BILAN 2021 | Les meilleurs films sur Netflix
Dans un contexte de crise sanitaire, Netflix a largement profité de la situation pour s’imposer comme un des acteurs majeurs de l’industrie – avec tout ce que cela dit de l’époque. Cette année, de grandes et belles propositions cinématographiques n’ont pas pu profiter des meilleures conditions de découverte (la salle, toujours) mais ont tout de même suscité un certain enthousiasme dans nos rangs. Voici donc notre sélection des meilleurs films sortis en 2021 sur la plateforme au grand N.
Nos coups de coeur
Pieces of a woman
Pieces of a woman reste un film d’auteur, écrit par une femme, réalisé par un homme, au message d’amour universel et qui éclaire cette question du deuil et de ce qui existe, en supplément du simple temps qui passe et atténue les souffrances, pour aider les hommes et les femmes à traiter la tristesse, au lieu de la dissimuler simplement pour paraître forts. D’où vient la force ? De celui qui contient son chagrin pour continuer à vivre ? Ou de celui qui pleure, pour vivre son chagrin. – EB
MALCOLM & MARIE
Depuis le bouleversant épisode spécial d’Euphoria, centré sur Rue, Sam Levinson témoigne d’une grande maîtrise du dialogue. De l’intimité du couple, coincé dans un engrenage universel – celui de la communication – découle un regard plus vaste sur le monde du cinéma. Deux visions s’affrontent, s’écoutent, se blessent parfois, où tout y passe. Le male gaze, l’Art comme expression de soi, la perception d’un réalisateur noir à Hollywood ou encore la critique : Malcolm & Marie navigue entre les sujets et dessine en fond une idée du cinéma, comme d’un art en perpétuel mouvement, autant qu’il questionne les identités de genre. – AD
MOXIE !

========================

> **CONSIGNE**: Recopiez le passage du bilan des films Netflix de 2021 qui commence aux mots "BILAN 2021 |" et s'arrête après "au grand N.", en remplaçant "crise sanitaire" par "pandémie". Les enregistrements qui suivent le texte proviennent d'une autre source.

========================

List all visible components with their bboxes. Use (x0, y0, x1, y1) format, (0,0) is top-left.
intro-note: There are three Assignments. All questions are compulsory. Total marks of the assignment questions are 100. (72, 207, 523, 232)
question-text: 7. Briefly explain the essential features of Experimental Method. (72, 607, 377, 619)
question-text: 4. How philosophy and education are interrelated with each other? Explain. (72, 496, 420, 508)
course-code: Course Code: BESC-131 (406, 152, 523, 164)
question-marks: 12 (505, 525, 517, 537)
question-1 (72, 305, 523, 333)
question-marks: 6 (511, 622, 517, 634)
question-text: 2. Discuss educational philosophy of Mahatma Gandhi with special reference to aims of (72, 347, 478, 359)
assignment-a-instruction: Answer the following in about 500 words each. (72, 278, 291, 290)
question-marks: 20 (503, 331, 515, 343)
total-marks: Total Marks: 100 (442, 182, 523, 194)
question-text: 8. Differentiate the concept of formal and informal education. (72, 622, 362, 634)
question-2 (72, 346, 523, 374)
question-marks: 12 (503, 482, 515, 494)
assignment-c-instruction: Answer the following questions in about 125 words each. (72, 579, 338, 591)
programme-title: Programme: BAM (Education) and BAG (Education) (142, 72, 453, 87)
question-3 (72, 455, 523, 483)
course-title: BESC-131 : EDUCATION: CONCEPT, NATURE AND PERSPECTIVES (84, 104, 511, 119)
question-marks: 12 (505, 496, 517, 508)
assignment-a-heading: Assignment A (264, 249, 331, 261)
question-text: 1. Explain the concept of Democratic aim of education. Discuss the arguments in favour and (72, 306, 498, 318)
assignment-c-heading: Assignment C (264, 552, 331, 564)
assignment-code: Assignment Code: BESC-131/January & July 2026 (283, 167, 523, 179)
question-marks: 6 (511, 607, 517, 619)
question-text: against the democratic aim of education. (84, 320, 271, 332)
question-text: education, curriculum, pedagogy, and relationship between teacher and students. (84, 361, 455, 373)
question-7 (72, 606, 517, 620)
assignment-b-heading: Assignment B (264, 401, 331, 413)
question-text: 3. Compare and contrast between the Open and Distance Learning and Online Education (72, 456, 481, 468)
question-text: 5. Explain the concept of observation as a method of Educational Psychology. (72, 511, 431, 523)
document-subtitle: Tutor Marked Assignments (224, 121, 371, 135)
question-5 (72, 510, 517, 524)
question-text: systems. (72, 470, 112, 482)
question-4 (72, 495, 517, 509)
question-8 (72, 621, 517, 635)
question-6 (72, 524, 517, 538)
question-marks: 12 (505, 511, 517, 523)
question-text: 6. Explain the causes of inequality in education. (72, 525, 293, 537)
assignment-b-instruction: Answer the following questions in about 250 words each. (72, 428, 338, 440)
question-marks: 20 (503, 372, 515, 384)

========================

> **RÉPONSE**:
BILAN 2021 | Les meilleurs films sur Netflix
Dans un contexte de pandémie, Netflix a largement profité de la situation pour s’imposer comme un des acteurs majeurs de l’industrie – avec tout ce que cela dit de l’époque. Cette année, de grandes et belles propositions cinématographiques n’ont pas pu profiter des meilleures conditions de découverte (la salle, toujours) mais ont tout de même suscité un certain enthousiasme dans nos rangs. Voici donc notre sélection des meilleurs films sortis en 2021 sur la plateforme au grand N.